■ TASK TO COMPLETE ■
Go through the entries and say how many lines contain the string "here". The number is the whole answer.

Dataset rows
● ● ● ● ● ● ●

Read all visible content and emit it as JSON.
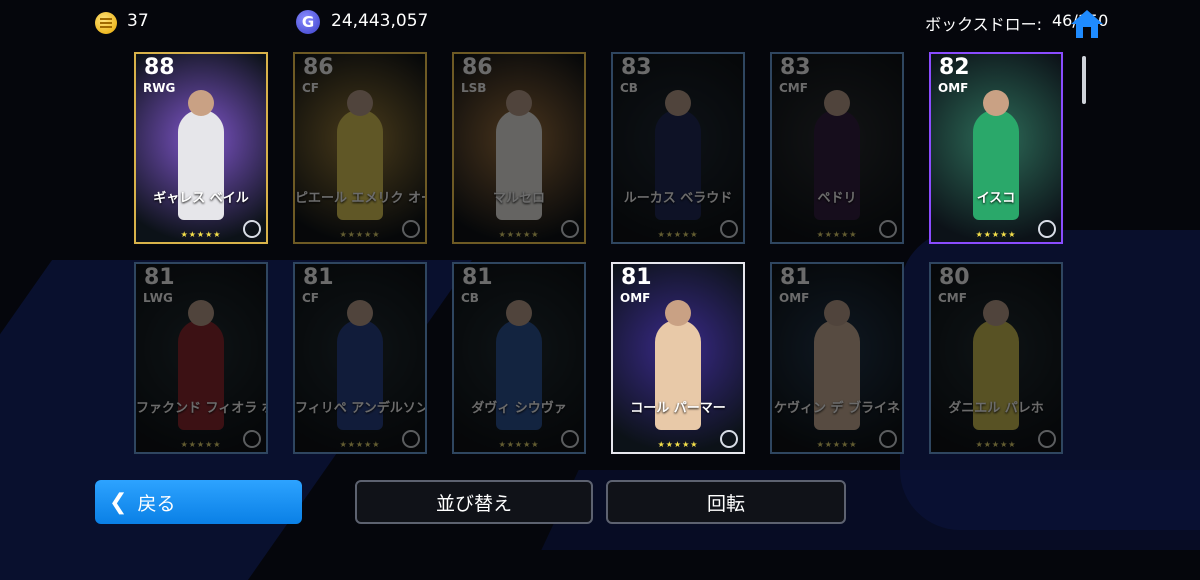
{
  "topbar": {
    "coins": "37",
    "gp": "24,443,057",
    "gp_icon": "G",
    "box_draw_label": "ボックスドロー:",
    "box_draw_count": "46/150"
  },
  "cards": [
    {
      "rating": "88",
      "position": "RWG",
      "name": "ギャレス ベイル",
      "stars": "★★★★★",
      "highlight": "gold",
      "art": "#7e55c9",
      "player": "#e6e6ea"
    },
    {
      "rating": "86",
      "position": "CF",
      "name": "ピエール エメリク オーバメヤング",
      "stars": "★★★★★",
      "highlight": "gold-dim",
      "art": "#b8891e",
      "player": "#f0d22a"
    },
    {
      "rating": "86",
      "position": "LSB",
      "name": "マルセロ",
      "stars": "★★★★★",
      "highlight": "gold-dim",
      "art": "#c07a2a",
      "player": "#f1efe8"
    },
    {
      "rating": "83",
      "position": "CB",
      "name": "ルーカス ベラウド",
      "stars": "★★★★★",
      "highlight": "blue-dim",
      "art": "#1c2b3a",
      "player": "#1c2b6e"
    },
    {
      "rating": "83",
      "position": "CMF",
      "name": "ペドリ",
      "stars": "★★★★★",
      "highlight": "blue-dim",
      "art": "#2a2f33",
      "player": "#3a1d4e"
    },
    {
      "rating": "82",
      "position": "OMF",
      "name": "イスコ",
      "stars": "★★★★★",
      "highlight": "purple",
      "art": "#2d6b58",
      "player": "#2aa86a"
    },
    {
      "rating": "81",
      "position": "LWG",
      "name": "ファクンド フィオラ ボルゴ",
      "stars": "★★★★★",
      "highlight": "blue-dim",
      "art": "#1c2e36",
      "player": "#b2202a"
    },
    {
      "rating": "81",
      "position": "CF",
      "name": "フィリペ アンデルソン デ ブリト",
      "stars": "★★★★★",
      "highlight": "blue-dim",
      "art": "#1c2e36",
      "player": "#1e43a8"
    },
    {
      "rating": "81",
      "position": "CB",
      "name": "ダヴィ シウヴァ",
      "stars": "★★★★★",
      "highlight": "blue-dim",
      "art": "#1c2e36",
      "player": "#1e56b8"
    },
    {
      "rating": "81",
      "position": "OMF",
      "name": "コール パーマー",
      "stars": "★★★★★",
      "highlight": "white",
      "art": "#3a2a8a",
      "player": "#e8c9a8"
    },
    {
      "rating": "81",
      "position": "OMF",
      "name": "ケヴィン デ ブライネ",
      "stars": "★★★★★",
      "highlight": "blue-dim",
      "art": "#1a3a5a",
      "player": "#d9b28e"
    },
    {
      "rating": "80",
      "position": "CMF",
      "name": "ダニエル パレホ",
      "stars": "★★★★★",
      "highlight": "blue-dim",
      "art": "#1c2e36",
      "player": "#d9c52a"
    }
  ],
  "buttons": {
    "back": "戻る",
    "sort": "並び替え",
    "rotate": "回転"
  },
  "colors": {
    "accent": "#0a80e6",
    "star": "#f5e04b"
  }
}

● ● ● ● ● ● ●

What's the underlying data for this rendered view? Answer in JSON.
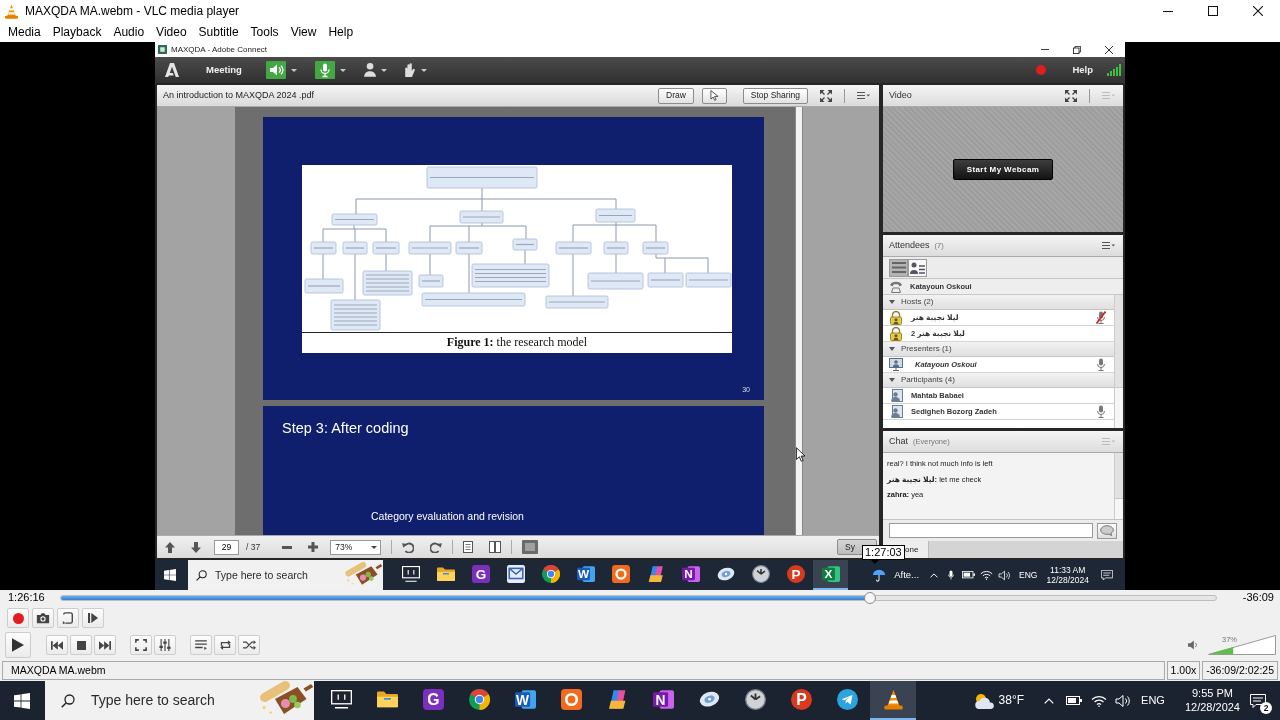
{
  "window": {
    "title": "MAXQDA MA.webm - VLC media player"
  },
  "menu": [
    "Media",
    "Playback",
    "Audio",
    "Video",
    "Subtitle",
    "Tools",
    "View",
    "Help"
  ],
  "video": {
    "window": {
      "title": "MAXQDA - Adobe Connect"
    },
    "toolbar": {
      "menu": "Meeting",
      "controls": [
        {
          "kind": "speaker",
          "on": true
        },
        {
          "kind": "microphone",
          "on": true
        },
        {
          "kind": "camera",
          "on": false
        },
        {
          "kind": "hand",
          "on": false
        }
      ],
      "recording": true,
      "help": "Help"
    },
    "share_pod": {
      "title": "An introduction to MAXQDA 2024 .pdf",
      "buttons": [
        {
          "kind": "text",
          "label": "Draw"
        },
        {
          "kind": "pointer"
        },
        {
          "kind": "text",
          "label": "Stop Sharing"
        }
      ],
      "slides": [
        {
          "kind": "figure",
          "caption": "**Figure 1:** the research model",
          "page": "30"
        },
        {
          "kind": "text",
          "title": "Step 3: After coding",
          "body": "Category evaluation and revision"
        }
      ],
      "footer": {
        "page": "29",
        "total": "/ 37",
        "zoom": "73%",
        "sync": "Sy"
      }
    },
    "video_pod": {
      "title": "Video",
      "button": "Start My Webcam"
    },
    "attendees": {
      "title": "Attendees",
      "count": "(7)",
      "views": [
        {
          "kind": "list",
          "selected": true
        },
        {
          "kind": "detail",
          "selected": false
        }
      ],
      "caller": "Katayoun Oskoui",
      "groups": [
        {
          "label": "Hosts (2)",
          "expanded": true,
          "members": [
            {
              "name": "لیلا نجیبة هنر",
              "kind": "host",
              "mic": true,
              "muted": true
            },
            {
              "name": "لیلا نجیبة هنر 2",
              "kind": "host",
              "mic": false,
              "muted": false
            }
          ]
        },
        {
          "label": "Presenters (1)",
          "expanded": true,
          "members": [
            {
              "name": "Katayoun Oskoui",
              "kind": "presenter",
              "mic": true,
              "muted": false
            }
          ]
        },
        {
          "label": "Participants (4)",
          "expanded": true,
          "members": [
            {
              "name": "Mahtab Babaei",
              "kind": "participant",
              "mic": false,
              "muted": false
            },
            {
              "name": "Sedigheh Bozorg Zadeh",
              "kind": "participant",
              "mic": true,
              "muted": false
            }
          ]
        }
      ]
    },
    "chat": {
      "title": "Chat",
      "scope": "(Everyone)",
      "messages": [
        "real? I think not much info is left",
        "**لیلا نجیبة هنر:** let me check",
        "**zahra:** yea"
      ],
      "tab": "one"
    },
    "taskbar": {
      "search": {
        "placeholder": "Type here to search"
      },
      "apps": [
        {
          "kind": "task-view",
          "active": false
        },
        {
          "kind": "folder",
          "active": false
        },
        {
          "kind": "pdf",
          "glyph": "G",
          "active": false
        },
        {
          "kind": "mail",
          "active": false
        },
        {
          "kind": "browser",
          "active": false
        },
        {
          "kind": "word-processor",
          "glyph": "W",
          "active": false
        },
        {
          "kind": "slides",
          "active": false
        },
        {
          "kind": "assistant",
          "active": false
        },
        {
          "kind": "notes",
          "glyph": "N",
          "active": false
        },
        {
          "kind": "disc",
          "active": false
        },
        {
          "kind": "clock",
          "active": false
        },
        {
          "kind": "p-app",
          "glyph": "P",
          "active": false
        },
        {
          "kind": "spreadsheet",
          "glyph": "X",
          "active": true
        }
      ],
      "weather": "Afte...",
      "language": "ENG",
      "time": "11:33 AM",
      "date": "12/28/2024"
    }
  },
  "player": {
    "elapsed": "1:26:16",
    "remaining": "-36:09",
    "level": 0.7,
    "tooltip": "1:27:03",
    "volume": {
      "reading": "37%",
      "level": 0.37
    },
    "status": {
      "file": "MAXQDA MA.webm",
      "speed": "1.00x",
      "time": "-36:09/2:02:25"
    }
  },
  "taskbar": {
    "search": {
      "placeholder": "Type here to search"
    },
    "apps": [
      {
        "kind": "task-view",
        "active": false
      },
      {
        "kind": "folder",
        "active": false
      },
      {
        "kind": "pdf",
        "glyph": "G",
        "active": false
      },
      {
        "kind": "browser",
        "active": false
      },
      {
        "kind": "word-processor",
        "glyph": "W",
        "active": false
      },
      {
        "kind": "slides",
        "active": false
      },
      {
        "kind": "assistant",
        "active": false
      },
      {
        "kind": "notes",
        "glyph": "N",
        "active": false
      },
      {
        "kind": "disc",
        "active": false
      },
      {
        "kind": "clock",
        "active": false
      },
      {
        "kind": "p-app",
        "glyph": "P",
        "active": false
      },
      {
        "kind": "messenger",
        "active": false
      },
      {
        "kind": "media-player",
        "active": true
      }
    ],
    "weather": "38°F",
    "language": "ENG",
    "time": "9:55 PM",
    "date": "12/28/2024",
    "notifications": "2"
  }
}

● ● ● ● ● ● ●

■ SOLUTION FOR THIS PROBLEM ■
2